▸ Exercise requirements: Filter the listing and keep only the lines with the word "الحديث".

▸ Data provided:

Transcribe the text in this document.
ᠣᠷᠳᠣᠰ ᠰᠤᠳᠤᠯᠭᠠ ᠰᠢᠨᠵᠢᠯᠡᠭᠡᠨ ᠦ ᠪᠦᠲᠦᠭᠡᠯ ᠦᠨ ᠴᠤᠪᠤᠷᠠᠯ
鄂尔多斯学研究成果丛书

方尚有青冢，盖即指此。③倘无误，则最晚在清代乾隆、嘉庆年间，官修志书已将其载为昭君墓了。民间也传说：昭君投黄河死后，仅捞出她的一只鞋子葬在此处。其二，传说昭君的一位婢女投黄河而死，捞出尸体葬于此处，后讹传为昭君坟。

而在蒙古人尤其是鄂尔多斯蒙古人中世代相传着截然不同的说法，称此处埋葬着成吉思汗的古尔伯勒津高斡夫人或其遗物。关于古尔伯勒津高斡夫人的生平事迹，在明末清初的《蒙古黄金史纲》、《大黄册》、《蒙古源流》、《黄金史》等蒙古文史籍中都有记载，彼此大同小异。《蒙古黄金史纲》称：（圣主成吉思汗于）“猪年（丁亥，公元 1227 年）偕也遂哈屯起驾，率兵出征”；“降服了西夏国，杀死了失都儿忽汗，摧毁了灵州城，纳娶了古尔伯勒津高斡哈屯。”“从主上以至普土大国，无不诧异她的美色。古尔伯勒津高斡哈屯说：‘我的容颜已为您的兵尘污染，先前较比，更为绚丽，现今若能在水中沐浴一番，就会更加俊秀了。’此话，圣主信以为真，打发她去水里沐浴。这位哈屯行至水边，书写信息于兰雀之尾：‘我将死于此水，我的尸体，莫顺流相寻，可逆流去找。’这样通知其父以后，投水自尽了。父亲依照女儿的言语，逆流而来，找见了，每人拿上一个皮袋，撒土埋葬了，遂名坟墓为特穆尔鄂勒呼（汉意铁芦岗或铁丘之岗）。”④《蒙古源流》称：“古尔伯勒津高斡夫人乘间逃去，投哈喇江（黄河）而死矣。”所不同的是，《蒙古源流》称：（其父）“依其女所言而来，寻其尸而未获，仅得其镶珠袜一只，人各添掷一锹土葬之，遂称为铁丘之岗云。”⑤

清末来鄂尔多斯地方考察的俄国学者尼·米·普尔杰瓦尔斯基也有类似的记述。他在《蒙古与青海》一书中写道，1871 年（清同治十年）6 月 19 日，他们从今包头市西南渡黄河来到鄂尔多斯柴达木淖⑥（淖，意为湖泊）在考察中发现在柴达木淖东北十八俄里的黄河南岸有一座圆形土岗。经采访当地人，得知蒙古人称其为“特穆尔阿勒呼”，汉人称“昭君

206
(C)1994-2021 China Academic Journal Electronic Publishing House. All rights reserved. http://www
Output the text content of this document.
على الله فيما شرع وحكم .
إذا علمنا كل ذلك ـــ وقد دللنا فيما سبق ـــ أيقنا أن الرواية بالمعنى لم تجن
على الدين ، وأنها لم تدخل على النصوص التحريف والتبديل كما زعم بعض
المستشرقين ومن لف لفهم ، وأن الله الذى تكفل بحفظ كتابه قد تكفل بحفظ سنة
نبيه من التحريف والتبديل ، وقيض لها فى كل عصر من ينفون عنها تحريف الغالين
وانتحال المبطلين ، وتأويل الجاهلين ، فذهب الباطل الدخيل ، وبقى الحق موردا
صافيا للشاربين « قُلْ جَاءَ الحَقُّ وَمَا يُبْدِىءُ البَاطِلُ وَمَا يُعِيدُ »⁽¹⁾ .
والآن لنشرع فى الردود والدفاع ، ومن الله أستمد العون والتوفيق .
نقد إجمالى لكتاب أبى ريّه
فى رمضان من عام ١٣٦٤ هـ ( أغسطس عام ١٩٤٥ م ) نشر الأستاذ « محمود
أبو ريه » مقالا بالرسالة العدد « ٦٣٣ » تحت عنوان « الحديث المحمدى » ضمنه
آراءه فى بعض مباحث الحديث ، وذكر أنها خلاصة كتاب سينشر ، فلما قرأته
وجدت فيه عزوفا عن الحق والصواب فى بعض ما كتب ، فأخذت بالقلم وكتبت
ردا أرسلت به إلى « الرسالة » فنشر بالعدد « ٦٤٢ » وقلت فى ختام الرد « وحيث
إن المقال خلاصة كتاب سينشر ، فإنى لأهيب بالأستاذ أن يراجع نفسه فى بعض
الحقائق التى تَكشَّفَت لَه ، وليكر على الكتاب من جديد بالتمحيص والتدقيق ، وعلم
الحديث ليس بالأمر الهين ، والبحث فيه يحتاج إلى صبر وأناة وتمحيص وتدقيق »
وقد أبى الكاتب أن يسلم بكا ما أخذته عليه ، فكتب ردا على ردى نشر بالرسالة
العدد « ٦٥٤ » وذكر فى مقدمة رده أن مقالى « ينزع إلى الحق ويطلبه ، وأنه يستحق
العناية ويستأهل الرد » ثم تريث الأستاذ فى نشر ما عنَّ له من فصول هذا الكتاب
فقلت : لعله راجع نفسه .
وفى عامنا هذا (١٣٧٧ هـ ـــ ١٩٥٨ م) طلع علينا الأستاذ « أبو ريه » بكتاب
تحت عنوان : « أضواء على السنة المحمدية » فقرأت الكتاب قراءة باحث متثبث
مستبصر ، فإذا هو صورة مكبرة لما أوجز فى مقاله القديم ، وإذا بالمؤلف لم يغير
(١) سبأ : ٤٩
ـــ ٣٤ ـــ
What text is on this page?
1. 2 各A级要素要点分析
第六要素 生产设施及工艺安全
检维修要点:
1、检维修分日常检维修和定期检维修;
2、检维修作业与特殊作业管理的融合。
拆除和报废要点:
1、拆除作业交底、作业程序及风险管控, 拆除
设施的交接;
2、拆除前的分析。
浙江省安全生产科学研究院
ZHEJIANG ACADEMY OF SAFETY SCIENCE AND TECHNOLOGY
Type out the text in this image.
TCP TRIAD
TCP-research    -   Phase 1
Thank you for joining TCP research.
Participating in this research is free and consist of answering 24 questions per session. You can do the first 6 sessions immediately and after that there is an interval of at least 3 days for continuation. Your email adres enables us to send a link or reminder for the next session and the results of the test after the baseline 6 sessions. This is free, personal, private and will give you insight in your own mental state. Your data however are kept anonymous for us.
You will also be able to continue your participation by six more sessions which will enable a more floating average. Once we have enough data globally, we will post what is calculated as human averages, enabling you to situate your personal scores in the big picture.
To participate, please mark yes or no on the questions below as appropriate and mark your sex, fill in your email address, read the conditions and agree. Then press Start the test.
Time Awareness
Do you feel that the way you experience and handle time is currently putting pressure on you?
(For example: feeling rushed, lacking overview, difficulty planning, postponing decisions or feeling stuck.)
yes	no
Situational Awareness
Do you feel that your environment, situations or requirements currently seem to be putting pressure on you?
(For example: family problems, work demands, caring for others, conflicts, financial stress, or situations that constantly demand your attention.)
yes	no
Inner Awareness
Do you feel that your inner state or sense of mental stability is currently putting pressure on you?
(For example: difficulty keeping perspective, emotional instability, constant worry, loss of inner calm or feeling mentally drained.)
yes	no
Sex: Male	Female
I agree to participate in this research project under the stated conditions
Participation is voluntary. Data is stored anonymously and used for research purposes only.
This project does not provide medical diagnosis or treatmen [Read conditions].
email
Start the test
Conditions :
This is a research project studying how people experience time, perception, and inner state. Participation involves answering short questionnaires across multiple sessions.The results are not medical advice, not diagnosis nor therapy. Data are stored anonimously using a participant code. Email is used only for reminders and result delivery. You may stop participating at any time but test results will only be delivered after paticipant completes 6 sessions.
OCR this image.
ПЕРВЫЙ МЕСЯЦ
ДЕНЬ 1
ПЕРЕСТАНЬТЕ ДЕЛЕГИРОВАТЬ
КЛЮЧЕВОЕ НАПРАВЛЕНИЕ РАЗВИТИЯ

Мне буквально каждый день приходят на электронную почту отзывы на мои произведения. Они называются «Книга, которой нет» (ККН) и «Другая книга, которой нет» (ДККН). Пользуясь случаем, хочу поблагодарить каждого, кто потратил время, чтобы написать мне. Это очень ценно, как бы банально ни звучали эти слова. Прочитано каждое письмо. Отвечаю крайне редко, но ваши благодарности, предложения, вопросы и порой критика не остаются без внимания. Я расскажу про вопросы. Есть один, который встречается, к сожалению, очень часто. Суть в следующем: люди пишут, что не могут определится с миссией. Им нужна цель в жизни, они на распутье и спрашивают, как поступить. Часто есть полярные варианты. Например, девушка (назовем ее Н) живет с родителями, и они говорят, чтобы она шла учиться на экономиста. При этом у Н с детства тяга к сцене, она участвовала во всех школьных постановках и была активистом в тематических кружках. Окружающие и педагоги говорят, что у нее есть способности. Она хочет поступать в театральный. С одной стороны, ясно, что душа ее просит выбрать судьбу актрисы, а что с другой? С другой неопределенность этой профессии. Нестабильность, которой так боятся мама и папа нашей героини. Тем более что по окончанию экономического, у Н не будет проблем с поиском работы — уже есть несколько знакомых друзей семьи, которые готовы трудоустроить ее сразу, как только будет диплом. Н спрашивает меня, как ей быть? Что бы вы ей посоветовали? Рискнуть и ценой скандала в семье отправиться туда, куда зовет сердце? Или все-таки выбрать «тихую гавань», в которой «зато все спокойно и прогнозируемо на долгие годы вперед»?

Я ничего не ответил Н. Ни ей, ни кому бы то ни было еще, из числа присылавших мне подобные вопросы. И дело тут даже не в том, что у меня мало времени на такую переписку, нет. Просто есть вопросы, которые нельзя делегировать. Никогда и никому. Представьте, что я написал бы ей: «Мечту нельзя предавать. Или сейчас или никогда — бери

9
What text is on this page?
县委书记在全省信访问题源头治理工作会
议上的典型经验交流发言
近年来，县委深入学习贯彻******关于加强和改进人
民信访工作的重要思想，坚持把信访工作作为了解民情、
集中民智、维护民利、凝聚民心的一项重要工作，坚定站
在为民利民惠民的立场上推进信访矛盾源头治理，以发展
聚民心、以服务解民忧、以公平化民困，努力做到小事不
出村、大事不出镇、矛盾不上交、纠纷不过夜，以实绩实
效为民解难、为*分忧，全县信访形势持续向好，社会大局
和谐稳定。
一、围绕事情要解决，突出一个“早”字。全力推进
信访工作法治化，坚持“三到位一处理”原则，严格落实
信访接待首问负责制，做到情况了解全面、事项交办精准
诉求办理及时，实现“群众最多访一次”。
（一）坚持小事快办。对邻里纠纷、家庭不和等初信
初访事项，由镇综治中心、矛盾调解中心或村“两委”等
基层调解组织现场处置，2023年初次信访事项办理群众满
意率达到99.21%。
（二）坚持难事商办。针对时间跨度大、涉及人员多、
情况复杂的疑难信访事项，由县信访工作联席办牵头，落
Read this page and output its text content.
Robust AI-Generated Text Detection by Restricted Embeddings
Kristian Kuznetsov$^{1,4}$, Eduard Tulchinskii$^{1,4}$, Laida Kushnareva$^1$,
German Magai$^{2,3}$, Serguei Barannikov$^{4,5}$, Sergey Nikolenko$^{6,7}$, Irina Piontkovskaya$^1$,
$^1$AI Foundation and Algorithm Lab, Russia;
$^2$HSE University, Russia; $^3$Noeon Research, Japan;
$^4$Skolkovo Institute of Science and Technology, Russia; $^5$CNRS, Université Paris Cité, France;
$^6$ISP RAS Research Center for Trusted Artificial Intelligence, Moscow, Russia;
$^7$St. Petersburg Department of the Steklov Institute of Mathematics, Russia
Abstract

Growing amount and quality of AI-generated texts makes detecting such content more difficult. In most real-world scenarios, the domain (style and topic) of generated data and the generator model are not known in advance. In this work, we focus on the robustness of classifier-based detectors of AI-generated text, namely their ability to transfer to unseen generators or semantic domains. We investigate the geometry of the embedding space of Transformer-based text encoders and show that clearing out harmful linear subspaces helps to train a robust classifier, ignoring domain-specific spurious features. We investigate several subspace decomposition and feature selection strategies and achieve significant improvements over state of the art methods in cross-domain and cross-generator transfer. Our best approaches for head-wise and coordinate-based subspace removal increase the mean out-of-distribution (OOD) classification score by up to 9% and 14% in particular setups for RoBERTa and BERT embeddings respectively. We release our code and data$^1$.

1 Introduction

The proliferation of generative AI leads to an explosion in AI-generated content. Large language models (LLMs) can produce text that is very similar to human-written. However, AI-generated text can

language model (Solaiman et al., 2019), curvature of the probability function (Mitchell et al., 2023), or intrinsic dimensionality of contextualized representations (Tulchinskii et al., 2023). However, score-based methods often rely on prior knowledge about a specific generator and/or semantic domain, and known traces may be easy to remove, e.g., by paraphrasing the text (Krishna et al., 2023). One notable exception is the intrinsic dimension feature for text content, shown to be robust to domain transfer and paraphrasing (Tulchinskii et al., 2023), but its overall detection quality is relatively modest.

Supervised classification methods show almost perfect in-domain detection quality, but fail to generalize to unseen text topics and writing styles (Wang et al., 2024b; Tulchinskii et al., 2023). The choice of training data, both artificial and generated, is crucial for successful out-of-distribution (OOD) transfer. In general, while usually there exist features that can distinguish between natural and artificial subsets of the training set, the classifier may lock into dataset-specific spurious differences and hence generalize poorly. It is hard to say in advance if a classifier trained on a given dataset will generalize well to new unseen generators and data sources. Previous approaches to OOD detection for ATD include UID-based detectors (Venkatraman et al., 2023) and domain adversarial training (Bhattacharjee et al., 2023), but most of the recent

▸ Full answer:
أبو ريه » مقالا بالرسالة العدد « ٦٣٣ » تحت عنوان « الحديث المحمدى » ضمنه
آراءه فى بعض مباحث الحديث ، وذكر أنها خلاصة كتاب سينشر ، فلما قرأته
الحديث ليس بالأمر الهين ، والبحث فيه يحتاج إلى صبر وأناة وتمحيص وتدقيق »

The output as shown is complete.